[Dataset entries]
========================================

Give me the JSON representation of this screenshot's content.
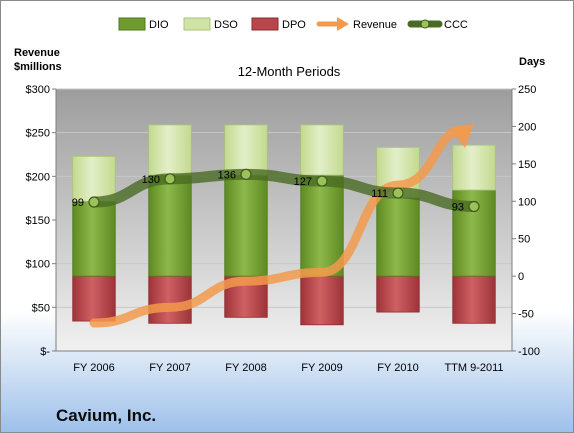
{
  "chart_data": {
    "type": "bar",
    "title": "12-Month Periods",
    "categories": [
      "FY 2006",
      "FY 2007",
      "FY 2008",
      "FY 2009",
      "FY 2010",
      "TTM 9-2011"
    ],
    "left_axis": {
      "label_line1": "Revenue",
      "label_line2": "$millions",
      "range": [
        0,
        300
      ],
      "ticks": [
        "$-",
        "$50",
        "$100",
        "$150",
        "$200",
        "$250",
        "$300"
      ],
      "tick_values": [
        0,
        50,
        100,
        150,
        200,
        250,
        300
      ]
    },
    "right_axis": {
      "label": "Days",
      "range": [
        -100,
        250
      ],
      "ticks": [
        "-100",
        "-50",
        "0",
        "50",
        "100",
        "150",
        "200",
        "250"
      ],
      "tick_values": [
        -100,
        -50,
        0,
        50,
        100,
        150,
        200,
        250
      ]
    },
    "series": [
      {
        "name": "DIO",
        "axis": "right",
        "kind": "stacked-bar",
        "color": "#6f9a2e",
        "values": [
          100,
          135,
          135,
          135,
          105,
          115
        ]
      },
      {
        "name": "DSO",
        "axis": "right",
        "kind": "stacked-bar",
        "color": "#cfe3a6",
        "values": [
          60,
          67,
          67,
          67,
          67,
          60
        ]
      },
      {
        "name": "DPO",
        "axis": "right",
        "kind": "bar-negative",
        "color": "#b8474b",
        "values": [
          -60,
          -63,
          -55,
          -65,
          -48,
          -63
        ]
      },
      {
        "name": "Revenue",
        "axis": "left",
        "kind": "arrow-line",
        "color": "#f39a4c",
        "values": [
          32,
          50,
          80,
          90,
          190,
          260
        ]
      },
      {
        "name": "CCC",
        "axis": "right",
        "kind": "line",
        "color": "#4a6b23",
        "values": [
          99,
          130,
          136,
          127,
          111,
          93
        ],
        "labels": [
          "99",
          "130",
          "136",
          "127",
          "111",
          "93"
        ]
      }
    ],
    "legend_position": "top",
    "grid": true
  },
  "footer": {
    "company": "Cavium, Inc."
  }
}
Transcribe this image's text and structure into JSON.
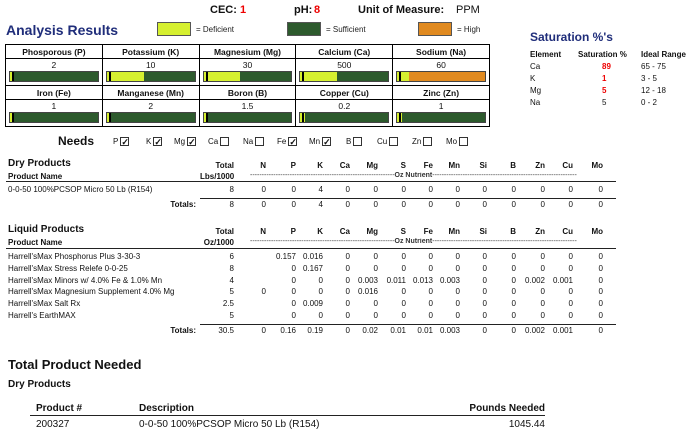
{
  "header": {
    "title": "Analysis Results",
    "cec_label": "CEC:",
    "cec_value": "1",
    "ph_label": "pH:",
    "ph_value": "8",
    "uom_label": "Unit of Measure:",
    "uom_value": "PPM"
  },
  "legend": {
    "deficient": "= Deficient",
    "sufficient": "= Sufficient",
    "high": "= High",
    "colors": {
      "deficient": "#d6f030",
      "sufficient": "#2d5a2d",
      "high": "#e08a20"
    }
  },
  "nutrients": [
    {
      "name": "Phosporous (P)",
      "value": "2",
      "status": "deficient",
      "fill": 0.05
    },
    {
      "name": "Potassium (K)",
      "value": "10",
      "status": "deficient",
      "fill": 0.42
    },
    {
      "name": "Magnesium (Mg)",
      "value": "30",
      "status": "deficient",
      "fill": 0.42
    },
    {
      "name": "Calcium (Ca)",
      "value": "500",
      "status": "deficient",
      "fill": 0.42
    },
    {
      "name": "Sodium (Na)",
      "value": "60",
      "status": "high",
      "fill": 1.0
    },
    {
      "name": "Iron (Fe)",
      "value": "1",
      "status": "deficient",
      "fill": 0.05
    },
    {
      "name": "Manganese (Mn)",
      "value": "2",
      "status": "deficient",
      "fill": 0.05
    },
    {
      "name": "Boron (B)",
      "value": "1.5",
      "status": "deficient",
      "fill": 0.05
    },
    {
      "name": "Copper (Cu)",
      "value": "0.2",
      "status": "deficient",
      "fill": 0.05
    },
    {
      "name": "Zinc (Zn)",
      "value": "1",
      "status": "deficient",
      "fill": 0.05
    }
  ],
  "needs": {
    "title": "Needs",
    "items": [
      {
        "label": "P",
        "checked": true
      },
      {
        "label": "K",
        "checked": true
      },
      {
        "label": "Mg",
        "checked": true
      },
      {
        "label": "Ca",
        "checked": false
      },
      {
        "label": "Na",
        "checked": false
      },
      {
        "label": "Fe",
        "checked": true
      },
      {
        "label": "Mn",
        "checked": true
      },
      {
        "label": "B",
        "checked": false
      },
      {
        "label": "Cu",
        "checked": false
      },
      {
        "label": "Zn",
        "checked": false
      },
      {
        "label": "Mo",
        "checked": false
      }
    ]
  },
  "saturation": {
    "title": "Saturation %'s",
    "headers": [
      "Element",
      "Saturation %",
      "Ideal Range"
    ],
    "rows": [
      {
        "element": "Ca",
        "value": "89",
        "range": "65 - 75",
        "flag": true
      },
      {
        "element": "K",
        "value": "1",
        "range": "3 - 5",
        "flag": true
      },
      {
        "element": "Mg",
        "value": "5",
        "range": "12 - 18",
        "flag": true
      },
      {
        "element": "Na",
        "value": "5",
        "range": "0 - 2",
        "flag": false
      }
    ]
  },
  "columns": [
    "N",
    "P",
    "K",
    "Ca",
    "Mg",
    "S",
    "Fe",
    "Mn",
    "Si",
    "B",
    "Zn",
    "Cu",
    "Mo"
  ],
  "dry": {
    "title": "Dry Products",
    "product_header": "Product Name",
    "total_header_1": "Total",
    "total_header_2": "Lbs/1000",
    "oz_label": "Oz Nutrient",
    "rows": [
      {
        "name": "0-0-50 100%PCSOP Micro 50 Lb  (R154)",
        "total": "8",
        "vals": [
          "0",
          "0",
          "4",
          "0",
          "0",
          "0",
          "0",
          "0",
          "0",
          "0",
          "0",
          "0",
          "0"
        ]
      }
    ],
    "totals_label": "Totals:",
    "totals": {
      "total": "8",
      "vals": [
        "0",
        "0",
        "4",
        "0",
        "0",
        "0",
        "0",
        "0",
        "0",
        "0",
        "0",
        "0",
        "0"
      ]
    }
  },
  "liquid": {
    "title": "Liquid Products",
    "product_header": "Product Name",
    "total_header_1": "Total",
    "total_header_2": "Oz/1000",
    "oz_label": "Oz Nutrient",
    "rows": [
      {
        "name": "Harrell'sMax Phosphorus Plus 3-30-3",
        "total": "6",
        "vals": [
          "",
          "0.157",
          "0.016",
          "0",
          "0",
          "0",
          "0",
          "0",
          "0",
          "0",
          "0",
          "0",
          "0"
        ]
      },
      {
        "name": "Harrell'sMax Stress Relefe 0-0-25",
        "total": "8",
        "vals": [
          "",
          "0",
          "0.167",
          "0",
          "0",
          "0",
          "0",
          "0",
          "0",
          "0",
          "0",
          "0",
          "0"
        ]
      },
      {
        "name": "Harrell'sMax Minors w/ 4.0% Fe & 1.0% Mn",
        "total": "4",
        "vals": [
          "",
          "0",
          "0",
          "0",
          "0.003",
          "0.011",
          "0.013",
          "0.003",
          "0",
          "0",
          "0.002",
          "0.001",
          "0"
        ]
      },
      {
        "name": "Harrell'sMax Magnesium Supplement 4.0% Mg",
        "total": "5",
        "vals": [
          "0",
          "0",
          "0",
          "0",
          "0.016",
          "0",
          "0",
          "0",
          "0",
          "0",
          "0",
          "0",
          "0"
        ]
      },
      {
        "name": "Harrell'sMax Salt Rx",
        "total": "2.5",
        "vals": [
          "",
          "0",
          "0.009",
          "0",
          "0",
          "0",
          "0",
          "0",
          "0",
          "0",
          "0",
          "0",
          "0"
        ]
      },
      {
        "name": "Harrell's EarthMAX",
        "total": "5",
        "vals": [
          "",
          "0",
          "0",
          "0",
          "0",
          "0",
          "0",
          "0",
          "0",
          "0",
          "0",
          "0",
          "0"
        ]
      }
    ],
    "totals_label": "Totals:",
    "totals": {
      "total": "30.5",
      "vals": [
        "0",
        "0.16",
        "0.19",
        "0",
        "0.02",
        "0.01",
        "0.01",
        "0.003",
        "0",
        "0",
        "0.002",
        "0.001",
        "0"
      ]
    }
  },
  "needed": {
    "title": "Total Product Needed",
    "subtitle": "Dry Products",
    "headers": {
      "product_num": "Product #",
      "description": "Description",
      "pounds": "Pounds Needed"
    },
    "rows": [
      {
        "product_num": "200327",
        "description": "0-0-50 100%PCSOP Micro 50 Lb  (R154)",
        "pounds": "1045.44"
      }
    ]
  }
}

========================================

### Your task
Each line that has the word "Harrell" should be copied.

### Answer to the task
        "name": "Harrell'sMax Phosphorus Plus 3-30-3",
        "name": "Harrell'sMax Stress Relefe 0-0-25",
        "name": "Harrell'sMax Minors w/ 4.0% Fe & 1.0% Mn",
        "name": "Harrell'sMax Magnesium Supplement 4.0% Mg",
        "name": "Harrell'sMax Salt Rx",
        "name": "Harrell's EarthMAX",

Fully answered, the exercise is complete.